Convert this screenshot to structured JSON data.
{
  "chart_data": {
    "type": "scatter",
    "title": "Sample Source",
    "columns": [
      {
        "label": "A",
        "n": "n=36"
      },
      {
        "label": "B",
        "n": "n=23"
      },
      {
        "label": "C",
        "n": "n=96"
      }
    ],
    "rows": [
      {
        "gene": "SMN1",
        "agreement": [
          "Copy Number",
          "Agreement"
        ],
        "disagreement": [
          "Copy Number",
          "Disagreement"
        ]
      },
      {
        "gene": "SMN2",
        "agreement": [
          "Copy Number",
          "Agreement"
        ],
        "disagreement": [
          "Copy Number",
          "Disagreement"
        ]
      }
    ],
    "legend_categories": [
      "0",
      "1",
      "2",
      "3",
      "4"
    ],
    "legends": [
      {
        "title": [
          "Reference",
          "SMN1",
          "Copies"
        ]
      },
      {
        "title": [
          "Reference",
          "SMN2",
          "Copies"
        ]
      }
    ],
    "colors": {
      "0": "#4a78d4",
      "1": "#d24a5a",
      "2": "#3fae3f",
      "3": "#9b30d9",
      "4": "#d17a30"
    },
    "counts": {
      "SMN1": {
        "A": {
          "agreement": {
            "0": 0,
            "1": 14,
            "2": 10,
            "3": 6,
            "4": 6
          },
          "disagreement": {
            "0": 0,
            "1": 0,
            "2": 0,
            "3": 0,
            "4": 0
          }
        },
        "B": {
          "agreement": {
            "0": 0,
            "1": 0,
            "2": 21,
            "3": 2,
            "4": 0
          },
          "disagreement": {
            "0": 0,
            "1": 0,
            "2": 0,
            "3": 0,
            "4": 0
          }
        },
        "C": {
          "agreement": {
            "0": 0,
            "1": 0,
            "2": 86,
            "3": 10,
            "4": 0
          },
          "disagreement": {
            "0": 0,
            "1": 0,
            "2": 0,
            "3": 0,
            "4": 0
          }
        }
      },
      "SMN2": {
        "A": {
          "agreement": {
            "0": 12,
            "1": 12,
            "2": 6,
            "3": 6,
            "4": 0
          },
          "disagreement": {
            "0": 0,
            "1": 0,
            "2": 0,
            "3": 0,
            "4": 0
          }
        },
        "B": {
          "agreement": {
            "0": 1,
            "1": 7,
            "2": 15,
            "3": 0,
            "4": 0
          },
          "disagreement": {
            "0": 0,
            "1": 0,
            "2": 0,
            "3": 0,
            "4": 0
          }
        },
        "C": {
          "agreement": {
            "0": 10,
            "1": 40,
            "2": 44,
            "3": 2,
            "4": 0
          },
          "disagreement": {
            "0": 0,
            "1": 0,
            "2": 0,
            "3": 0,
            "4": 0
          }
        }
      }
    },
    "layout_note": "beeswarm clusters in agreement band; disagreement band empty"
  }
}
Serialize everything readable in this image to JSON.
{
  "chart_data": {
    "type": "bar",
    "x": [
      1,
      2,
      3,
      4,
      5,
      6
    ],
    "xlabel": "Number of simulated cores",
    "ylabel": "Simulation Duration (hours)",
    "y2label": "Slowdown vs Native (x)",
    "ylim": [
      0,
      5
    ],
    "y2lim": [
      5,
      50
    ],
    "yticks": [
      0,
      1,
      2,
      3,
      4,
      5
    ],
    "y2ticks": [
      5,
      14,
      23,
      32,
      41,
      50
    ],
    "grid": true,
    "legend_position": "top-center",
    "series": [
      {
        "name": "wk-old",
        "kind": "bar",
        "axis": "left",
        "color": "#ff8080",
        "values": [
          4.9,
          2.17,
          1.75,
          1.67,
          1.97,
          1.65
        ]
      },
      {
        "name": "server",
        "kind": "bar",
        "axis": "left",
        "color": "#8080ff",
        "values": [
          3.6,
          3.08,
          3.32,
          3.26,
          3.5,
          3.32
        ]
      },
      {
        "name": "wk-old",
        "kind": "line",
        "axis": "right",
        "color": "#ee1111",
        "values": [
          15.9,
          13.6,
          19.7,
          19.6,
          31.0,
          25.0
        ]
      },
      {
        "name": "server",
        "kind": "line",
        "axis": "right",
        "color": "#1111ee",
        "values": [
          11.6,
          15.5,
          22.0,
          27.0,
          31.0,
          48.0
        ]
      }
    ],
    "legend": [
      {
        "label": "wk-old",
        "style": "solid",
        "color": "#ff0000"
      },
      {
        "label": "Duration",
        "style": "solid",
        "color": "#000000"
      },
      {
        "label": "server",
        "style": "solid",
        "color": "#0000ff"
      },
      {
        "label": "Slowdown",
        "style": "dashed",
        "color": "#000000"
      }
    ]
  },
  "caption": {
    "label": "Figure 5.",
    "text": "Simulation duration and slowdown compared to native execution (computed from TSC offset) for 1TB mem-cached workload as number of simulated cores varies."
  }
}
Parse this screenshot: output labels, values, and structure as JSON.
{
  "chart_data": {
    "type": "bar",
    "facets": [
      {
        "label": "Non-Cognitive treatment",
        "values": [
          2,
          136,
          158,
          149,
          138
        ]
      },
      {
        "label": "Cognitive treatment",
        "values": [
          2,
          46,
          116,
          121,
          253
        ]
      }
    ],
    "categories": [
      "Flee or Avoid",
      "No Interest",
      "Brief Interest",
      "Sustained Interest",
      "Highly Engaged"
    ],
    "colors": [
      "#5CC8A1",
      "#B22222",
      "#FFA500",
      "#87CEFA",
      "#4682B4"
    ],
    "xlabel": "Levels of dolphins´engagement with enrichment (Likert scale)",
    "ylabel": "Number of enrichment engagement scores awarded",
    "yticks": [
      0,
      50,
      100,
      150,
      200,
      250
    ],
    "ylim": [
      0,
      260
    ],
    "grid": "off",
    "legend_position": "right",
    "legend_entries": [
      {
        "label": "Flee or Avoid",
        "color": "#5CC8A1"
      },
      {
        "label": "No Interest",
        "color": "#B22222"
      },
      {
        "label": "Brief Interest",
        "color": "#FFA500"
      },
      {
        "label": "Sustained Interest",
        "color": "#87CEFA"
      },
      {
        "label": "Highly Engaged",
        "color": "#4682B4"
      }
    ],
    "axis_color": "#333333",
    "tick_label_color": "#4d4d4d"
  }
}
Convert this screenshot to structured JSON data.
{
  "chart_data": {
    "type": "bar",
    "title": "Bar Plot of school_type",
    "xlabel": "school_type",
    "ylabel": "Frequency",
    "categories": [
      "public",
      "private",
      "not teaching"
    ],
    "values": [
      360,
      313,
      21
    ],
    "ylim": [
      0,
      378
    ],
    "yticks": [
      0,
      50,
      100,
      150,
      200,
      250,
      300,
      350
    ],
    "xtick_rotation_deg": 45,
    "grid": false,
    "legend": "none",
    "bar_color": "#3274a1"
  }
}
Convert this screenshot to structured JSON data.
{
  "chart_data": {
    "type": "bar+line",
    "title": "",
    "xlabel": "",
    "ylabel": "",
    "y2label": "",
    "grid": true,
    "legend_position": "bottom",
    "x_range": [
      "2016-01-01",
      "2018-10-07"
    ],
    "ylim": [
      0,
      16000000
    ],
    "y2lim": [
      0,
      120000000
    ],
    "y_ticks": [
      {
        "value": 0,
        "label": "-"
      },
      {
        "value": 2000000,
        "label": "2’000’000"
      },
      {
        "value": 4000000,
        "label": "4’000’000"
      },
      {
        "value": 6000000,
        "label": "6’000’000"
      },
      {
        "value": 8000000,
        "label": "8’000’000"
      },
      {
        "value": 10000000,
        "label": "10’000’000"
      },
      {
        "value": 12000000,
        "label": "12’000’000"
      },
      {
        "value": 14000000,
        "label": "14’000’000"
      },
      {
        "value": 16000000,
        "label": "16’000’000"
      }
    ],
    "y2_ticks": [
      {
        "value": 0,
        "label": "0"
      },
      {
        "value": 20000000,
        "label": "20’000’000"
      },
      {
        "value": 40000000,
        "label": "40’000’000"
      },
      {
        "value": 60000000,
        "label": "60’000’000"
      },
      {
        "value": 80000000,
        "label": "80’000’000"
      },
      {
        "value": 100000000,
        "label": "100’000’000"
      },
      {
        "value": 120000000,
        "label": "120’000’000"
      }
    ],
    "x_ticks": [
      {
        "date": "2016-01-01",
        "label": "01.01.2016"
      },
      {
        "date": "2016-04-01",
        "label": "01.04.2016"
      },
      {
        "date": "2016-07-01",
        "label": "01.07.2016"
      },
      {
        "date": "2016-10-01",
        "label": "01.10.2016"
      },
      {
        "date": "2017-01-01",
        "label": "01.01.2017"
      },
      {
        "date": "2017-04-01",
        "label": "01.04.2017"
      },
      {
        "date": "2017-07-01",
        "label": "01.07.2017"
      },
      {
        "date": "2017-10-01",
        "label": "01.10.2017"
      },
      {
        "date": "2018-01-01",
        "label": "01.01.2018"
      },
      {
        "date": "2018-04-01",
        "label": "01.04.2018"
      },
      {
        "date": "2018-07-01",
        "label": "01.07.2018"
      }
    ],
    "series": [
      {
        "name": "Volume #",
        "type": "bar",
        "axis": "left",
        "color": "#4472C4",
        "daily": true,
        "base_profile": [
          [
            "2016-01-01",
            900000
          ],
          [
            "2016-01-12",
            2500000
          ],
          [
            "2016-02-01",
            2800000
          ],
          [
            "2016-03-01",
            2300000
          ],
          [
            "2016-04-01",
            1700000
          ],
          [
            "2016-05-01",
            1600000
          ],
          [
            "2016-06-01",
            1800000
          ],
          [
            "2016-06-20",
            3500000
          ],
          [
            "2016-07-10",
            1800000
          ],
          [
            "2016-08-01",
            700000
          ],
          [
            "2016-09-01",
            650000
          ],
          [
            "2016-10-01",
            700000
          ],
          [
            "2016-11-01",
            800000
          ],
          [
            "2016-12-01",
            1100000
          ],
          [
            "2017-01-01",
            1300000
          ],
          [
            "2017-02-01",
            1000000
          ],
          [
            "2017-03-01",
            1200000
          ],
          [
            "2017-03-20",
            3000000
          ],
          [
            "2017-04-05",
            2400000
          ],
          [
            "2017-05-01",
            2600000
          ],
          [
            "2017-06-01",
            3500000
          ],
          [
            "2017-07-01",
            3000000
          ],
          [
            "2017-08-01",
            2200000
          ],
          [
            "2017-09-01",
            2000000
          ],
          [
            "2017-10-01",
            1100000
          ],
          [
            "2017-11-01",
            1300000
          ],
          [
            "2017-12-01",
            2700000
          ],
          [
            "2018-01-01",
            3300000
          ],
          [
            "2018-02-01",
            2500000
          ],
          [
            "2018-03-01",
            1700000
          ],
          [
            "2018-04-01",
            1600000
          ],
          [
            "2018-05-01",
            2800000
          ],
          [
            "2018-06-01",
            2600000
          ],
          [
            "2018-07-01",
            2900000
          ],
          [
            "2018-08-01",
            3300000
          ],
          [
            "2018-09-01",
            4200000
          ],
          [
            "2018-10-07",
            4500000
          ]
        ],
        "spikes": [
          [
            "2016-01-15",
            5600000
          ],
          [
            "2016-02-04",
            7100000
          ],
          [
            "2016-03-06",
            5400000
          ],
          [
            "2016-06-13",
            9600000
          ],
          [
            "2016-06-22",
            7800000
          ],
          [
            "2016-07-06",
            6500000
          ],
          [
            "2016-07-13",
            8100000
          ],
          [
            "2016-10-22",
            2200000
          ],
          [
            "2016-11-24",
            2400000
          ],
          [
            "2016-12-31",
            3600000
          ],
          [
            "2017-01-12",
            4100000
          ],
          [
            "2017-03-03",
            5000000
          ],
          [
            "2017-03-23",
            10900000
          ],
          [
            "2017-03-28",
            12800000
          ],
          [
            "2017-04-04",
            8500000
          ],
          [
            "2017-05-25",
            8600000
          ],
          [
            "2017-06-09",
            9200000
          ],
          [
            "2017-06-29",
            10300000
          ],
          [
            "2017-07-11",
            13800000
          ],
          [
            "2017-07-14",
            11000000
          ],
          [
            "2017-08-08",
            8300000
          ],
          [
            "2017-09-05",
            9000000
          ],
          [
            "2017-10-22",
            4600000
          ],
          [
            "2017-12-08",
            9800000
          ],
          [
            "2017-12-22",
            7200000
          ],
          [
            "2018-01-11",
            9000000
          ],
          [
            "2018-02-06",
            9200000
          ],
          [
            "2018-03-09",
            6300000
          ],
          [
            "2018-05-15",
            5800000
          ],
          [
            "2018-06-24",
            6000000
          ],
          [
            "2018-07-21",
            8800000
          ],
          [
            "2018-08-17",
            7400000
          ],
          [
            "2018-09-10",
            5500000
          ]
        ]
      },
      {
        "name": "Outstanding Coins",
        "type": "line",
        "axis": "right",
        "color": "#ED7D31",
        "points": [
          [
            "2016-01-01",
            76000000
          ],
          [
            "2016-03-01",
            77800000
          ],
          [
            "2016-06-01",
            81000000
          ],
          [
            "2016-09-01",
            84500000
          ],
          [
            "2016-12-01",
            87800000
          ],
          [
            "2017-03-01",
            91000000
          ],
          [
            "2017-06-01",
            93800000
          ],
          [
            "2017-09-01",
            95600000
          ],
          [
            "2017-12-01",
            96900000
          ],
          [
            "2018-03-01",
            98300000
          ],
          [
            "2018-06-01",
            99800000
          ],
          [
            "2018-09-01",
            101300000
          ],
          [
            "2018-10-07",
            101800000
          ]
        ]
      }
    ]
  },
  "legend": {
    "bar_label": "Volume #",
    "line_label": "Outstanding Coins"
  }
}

· · ·

### What to produce
Copy whichever lines in the listing above contain the word "simulated".

### Task answer
    "xlabel": "Number of simulated cores",
    "text": "Simulation duration and slowdown compared to native execution (computed from TSC offset) for 1TB mem-cached workload as number of simulated cores varies."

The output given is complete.